> Stated problem
Answer with one number only: the number of lines that include the word "name".

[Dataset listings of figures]

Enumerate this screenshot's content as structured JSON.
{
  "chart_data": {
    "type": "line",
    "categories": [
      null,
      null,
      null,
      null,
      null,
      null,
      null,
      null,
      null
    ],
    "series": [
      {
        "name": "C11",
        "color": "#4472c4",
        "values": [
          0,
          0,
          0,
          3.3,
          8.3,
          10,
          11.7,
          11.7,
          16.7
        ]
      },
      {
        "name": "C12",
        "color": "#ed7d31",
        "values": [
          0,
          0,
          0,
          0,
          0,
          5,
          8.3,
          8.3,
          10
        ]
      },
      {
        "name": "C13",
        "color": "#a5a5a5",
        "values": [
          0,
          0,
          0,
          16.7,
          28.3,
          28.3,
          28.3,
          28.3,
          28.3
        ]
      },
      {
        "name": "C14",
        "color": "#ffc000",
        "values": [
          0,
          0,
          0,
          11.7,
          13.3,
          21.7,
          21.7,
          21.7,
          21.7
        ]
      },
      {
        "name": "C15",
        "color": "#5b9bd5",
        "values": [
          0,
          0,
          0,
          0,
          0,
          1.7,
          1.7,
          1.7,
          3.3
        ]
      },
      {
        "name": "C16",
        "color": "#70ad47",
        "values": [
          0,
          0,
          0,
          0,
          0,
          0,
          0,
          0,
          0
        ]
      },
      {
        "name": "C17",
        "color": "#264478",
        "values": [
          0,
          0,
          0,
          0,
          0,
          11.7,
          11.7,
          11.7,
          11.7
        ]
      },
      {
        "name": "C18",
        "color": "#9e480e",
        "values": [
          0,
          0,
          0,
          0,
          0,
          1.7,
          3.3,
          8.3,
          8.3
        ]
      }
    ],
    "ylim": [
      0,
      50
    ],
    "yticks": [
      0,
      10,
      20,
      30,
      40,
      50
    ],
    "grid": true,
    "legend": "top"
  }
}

> Task response
8